» **TASK PROMPT**: Transcribe each record exactly. Include every one.

» **SOURCE DATA**:
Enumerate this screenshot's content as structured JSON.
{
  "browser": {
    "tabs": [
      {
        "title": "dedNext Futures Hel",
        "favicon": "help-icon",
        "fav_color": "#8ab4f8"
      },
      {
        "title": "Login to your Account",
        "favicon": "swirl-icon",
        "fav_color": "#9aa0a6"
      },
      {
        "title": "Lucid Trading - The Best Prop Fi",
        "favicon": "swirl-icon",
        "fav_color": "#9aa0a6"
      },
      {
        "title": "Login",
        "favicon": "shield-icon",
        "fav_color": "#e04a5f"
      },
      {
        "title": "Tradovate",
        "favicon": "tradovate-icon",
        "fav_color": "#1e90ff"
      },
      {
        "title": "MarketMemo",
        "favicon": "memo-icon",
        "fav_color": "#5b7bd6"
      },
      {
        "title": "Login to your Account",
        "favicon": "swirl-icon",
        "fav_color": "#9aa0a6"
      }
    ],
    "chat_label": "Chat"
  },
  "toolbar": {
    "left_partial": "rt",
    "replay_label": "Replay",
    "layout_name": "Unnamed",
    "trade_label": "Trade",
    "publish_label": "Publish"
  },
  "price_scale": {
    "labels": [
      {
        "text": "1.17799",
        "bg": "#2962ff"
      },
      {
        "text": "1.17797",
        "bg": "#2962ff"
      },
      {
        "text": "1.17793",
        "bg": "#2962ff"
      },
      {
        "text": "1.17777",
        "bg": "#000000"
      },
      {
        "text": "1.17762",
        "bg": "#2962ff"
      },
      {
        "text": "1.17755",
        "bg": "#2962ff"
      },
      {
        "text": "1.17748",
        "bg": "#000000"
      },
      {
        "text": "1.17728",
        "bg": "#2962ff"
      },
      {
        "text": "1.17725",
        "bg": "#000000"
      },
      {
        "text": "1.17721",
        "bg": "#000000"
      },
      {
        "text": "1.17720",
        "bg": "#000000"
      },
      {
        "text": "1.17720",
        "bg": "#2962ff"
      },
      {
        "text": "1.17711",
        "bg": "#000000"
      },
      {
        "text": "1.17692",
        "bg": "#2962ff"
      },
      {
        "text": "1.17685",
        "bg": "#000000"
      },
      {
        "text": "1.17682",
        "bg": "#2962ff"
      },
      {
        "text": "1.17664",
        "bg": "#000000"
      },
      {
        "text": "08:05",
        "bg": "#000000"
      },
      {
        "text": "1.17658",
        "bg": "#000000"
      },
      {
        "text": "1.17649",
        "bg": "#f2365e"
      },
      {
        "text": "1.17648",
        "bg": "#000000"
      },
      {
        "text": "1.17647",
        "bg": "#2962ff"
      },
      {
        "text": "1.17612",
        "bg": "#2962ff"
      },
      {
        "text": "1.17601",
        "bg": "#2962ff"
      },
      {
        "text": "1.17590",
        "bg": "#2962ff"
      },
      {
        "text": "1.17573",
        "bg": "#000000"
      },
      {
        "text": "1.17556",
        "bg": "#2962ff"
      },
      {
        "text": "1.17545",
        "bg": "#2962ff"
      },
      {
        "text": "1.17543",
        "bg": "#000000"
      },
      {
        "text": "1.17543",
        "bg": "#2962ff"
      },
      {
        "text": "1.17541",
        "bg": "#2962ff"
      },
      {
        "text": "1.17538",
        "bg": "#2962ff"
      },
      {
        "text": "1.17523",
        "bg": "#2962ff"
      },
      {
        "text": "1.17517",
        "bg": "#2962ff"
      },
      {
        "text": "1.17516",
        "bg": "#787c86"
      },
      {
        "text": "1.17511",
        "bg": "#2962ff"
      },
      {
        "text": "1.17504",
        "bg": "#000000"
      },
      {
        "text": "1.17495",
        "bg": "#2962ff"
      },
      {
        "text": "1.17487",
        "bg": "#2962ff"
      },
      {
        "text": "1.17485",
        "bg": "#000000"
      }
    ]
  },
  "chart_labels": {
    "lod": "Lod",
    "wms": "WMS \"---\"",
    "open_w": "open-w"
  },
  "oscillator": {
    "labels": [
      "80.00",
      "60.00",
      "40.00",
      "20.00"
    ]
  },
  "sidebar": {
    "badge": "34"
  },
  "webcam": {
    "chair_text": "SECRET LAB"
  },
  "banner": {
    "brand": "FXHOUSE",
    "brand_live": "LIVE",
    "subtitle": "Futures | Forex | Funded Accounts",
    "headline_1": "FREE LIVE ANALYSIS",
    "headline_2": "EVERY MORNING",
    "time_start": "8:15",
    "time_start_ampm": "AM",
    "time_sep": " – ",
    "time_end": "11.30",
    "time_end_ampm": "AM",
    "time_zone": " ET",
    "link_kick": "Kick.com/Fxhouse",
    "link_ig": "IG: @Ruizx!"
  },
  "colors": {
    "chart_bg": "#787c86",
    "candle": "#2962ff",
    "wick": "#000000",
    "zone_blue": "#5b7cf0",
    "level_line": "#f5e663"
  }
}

» **THE REPLY**:
Enumerate this screenshot's content as structured JSON.
{
  "browser": {
    "tabs": [
      {
        "title": "dedNext Futures Hel",
        "favicon": "help-icon",
        "fav_color": "#8ab4f8"
      },
      {
        "title": "Login to your Account",
        "favicon": "swirl-icon",
        "fav_color": "#9aa0a6"
      },
      {
        "title": "Lucid Trading - The Best Prop Fi",
        "favicon": "swirl-icon",
        "fav_color": "#9aa0a6"
      },
      {
        "title": "Login",
        "favicon": "shield-icon",
        "fav_color": "#e04a5f"
      },
      {
        "title": "Tradovate",
        "favicon": "tradovate-icon",
        "fav_color": "#1e90ff"
      },
      {
        "title": "MarketMemo",
        "favicon": "memo-icon",
        "fav_color": "#5b7bd6"
      },
      {
        "title": "Login to your Account",
        "favicon": "swirl-icon",
        "fav_color": "#9aa0a6"
      }
    ],
    "chat_label": "Chat"
  },
  "toolbar": {
    "left_partial": "rt",
    "replay_label": "Replay",
    "layout_name": "Unnamed",
    "trade_label": "Trade",
    "publish_label": "Publish"
  },
  "price_scale": {
    "labels": [
      {
        "text": "1.17799",
        "bg": "#2962ff"
      },
      {
        "text": "1.17797",
        "bg": "#2962ff"
      },
      {
        "text": "1.17793",
        "bg": "#2962ff"
      },
      {
        "text": "1.17777",
        "bg": "#000000"
      },
      {
        "text": "1.17762",
        "bg": "#2962ff"
      },
      {
        "text": "1.17755",
        "bg": "#2962ff"
      },
      {
        "text": "1.17748",
        "bg": "#000000"
      },
      {
        "text": "1.17728",
        "bg": "#2962ff"
      },
      {
        "text": "1.17725",
        "bg": "#000000"
      },
      {
        "text": "1.17721",
        "bg": "#000000"
      },
      {
        "text": "1.17720",
        "bg": "#000000"
      },
      {
        "text": "1.17720",
        "bg": "#2962ff"
      },
      {
        "text": "1.17711",
        "bg": "#000000"
      },
      {
        "text": "1.17692",
        "bg": "#2962ff"
      },
      {
        "text": "1.17685",
        "bg": "#000000"
      },
      {
        "text": "1.17682",
        "bg": "#2962ff"
      },
      {
        "text": "1.17664",
        "bg": "#000000"
      },
      {
        "text": "08:05",
        "bg": "#000000"
      },
      {
        "text": "1.17658",
        "bg": "#000000"
      },
      {
        "text": "1.17649",
        "bg": "#f2365e"
      },
      {
        "text": "1.17648",
        "bg": "#000000"
      },
      {
        "text": "1.17647",
        "bg": "#2962ff"
      },
      {
        "text": "1.17612",
        "bg": "#2962ff"
      },
      {
        "text": "1.17601",
        "bg": "#2962ff"
      },
      {
        "text": "1.17590",
        "bg": "#2962ff"
      },
      {
        "text": "1.17573",
        "bg": "#000000"
      },
      {
        "text": "1.17556",
        "bg": "#2962ff"
      },
      {
        "text": "1.17545",
        "bg": "#2962ff"
      },
      {
        "text": "1.17543",
        "bg": "#000000"
      },
      {
        "text": "1.17543",
        "bg": "#2962ff"
      },
      {
        "text": "1.17541",
        "bg": "#2962ff"
      },
      {
        "text": "1.17538",
        "bg": "#2962ff"
      },
      {
        "text": "1.17523",
        "bg": "#2962ff"
      },
      {
        "text": "1.17517",
        "bg": "#2962ff"
      },
      {
        "text": "1.17516",
        "bg": "#787c86"
      },
      {
        "text": "1.17511",
        "bg": "#2962ff"
      },
      {
        "text": "1.17504",
        "bg": "#000000"
      },
      {
        "text": "1.17495",
        "bg": "#2962ff"
      },
      {
        "text": "1.17487",
        "bg": "#2962ff"
      },
      {
        "text": "1.17485",
        "bg": "#000000"
      }
    ]
  },
  "chart_labels": {
    "lod": "Lod",
    "wms": "WMS \"---\"",
    "open_w": "open-w"
  },
  "oscillator": {
    "labels": [
      "80.00",
      "60.00",
      "40.00",
      "20.00"
    ]
  },
  "sidebar": {
    "badge": "34"
  },
  "webcam": {
    "chair_text": "SECRET LAB"
  },
  "banner": {
    "brand": "FXHOUSE",
    "brand_live": "LIVE",
    "subtitle": "Futures | Forex | Funded Accounts",
    "headline_1": "FREE LIVE ANALYSIS",
    "headline_2": "EVERY MORNING",
    "time_start": "8:15",
    "time_start_ampm": "AM",
    "time_sep": " – ",
    "time_end": "11.30",
    "time_end_ampm": "AM",
    "time_zone": " ET",
    "link_kick": "Kick.com/Fxhouse",
    "link_ig": "IG: @Ruizx!"
  },
  "colors": {
    "chart_bg": "#787c86",
    "candle": "#2962ff",
    "wick": "#000000",
    "zone_blue": "#5b7cf0",
    "level_line": "#f5e663"
  }
}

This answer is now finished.